_Input records_
** begin **

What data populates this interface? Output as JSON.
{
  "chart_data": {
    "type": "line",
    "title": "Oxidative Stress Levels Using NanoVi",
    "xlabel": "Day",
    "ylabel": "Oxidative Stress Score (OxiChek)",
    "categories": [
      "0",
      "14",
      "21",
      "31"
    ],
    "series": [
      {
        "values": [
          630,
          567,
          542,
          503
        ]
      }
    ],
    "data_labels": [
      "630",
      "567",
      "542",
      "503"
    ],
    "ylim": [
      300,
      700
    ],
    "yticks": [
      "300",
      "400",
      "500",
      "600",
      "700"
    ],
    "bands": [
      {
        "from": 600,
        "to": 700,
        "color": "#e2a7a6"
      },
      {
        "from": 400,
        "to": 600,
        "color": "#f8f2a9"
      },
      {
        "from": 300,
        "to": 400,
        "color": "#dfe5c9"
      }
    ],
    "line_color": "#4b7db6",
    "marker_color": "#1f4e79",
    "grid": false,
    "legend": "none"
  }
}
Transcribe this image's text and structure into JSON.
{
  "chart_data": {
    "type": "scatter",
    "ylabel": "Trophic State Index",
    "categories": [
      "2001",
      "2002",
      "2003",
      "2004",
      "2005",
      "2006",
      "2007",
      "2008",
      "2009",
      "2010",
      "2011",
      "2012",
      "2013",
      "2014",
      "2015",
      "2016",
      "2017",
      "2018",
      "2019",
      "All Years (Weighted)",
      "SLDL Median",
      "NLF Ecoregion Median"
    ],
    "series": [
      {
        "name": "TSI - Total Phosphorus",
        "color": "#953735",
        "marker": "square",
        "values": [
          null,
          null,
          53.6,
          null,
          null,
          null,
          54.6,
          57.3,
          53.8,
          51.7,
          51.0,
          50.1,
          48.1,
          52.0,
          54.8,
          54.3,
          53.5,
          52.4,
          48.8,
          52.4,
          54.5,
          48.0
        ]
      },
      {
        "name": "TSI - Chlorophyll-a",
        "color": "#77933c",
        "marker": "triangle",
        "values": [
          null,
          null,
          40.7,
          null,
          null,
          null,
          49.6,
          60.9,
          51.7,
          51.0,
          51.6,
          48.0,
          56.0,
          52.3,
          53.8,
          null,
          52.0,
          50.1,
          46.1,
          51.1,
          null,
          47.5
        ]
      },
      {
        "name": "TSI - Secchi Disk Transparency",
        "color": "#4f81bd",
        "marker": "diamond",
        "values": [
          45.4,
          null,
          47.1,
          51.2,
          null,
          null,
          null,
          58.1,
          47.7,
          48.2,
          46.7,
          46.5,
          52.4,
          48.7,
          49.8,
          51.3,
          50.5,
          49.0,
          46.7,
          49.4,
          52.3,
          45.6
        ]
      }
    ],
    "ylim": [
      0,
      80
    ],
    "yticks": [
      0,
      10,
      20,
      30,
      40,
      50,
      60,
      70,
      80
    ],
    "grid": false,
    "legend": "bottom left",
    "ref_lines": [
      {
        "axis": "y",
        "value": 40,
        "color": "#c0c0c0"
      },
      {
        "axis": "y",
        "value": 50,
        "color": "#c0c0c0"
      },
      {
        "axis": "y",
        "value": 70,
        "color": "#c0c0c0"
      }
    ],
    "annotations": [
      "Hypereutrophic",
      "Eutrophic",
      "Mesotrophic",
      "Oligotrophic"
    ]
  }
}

** end **

_Prompt_
Every line above should be printed again exactly as it stands.

_Result of the task_
What data populates this interface? Output as JSON.
{
  "chart_data": {
    "type": "line",
    "title": "Oxidative Stress Levels Using NanoVi",
    "xlabel": "Day",
    "ylabel": "Oxidative Stress Score (OxiChek)",
    "categories": [
      "0",
      "14",
      "21",
      "31"
    ],
    "series": [
      {
        "values": [
          630,
          567,
          542,
          503
        ]
      }
    ],
    "data_labels": [
      "630",
      "567",
      "542",
      "503"
    ],
    "ylim": [
      300,
      700
    ],
    "yticks": [
      "300",
      "400",
      "500",
      "600",
      "700"
    ],
    "bands": [
      {
        "from": 600,
        "to": 700,
        "color": "#e2a7a6"
      },
      {
        "from": 400,
        "to": 600,
        "color": "#f8f2a9"
      },
      {
        "from": 300,
        "to": 400,
        "color": "#dfe5c9"
      }
    ],
    "line_color": "#4b7db6",
    "marker_color": "#1f4e79",
    "grid": false,
    "legend": "none"
  }
}
Transcribe this image's text and structure into JSON.
{
  "chart_data": {
    "type": "scatter",
    "ylabel": "Trophic State Index",
    "categories": [
      "2001",
      "2002",
      "2003",
      "2004",
      "2005",
      "2006",
      "2007",
      "2008",
      "2009",
      "2010",
      "2011",
      "2012",
      "2013",
      "2014",
      "2015",
      "2016",
      "2017",
      "2018",
      "2019",
      "All Years (Weighted)",
      "SLDL Median",
      "NLF Ecoregion Median"
    ],
    "series": [
      {
        "name": "TSI - Total Phosphorus",
        "color": "#953735",
        "marker": "square",
        "values": [
          null,
          null,
          53.6,
          null,
          null,
          null,
          54.6,
          57.3,
          53.8,
          51.7,
          51.0,
          50.1,
          48.1,
          52.0,
          54.8,
          54.3,
          53.5,
          52.4,
          48.8,
          52.4,
          54.5,
          48.0
        ]
      },
      {
        "name": "TSI - Chlorophyll-a",
        "color": "#77933c",
        "marker": "triangle",
        "values": [
          null,
          null,
          40.7,
          null,
          null,
          null,
          49.6,
          60.9,
          51.7,
          51.0,
          51.6,
          48.0,
          56.0,
          52.3,
          53.8,
          null,
          52.0,
          50.1,
          46.1,
          51.1,
          null,
          47.5
        ]
      },
      {
        "name": "TSI - Secchi Disk Transparency",
        "color": "#4f81bd",
        "marker": "diamond",
        "values": [
          45.4,
          null,
          47.1,
          51.2,
          null,
          null,
          null,
          58.1,
          47.7,
          48.2,
          46.7,
          46.5,
          52.4,
          48.7,
          49.8,
          51.3,
          50.5,
          49.0,
          46.7,
          49.4,
          52.3,
          45.6
        ]
      }
    ],
    "ylim": [
      0,
      80
    ],
    "yticks": [
      0,
      10,
      20,
      30,
      40,
      50,
      60,
      70,
      80
    ],
    "grid": false,
    "legend": "bottom left",
    "ref_lines": [
      {
        "axis": "y",
        "value": 40,
        "color": "#c0c0c0"
      },
      {
        "axis": "y",
        "value": 50,
        "color": "#c0c0c0"
      },
      {
        "axis": "y",
        "value": 70,
        "color": "#c0c0c0"
      }
    ],
    "annotations": [
      "Hypereutrophic",
      "Eutrophic",
      "Mesotrophic",
      "Oligotrophic"
    ]
  }
}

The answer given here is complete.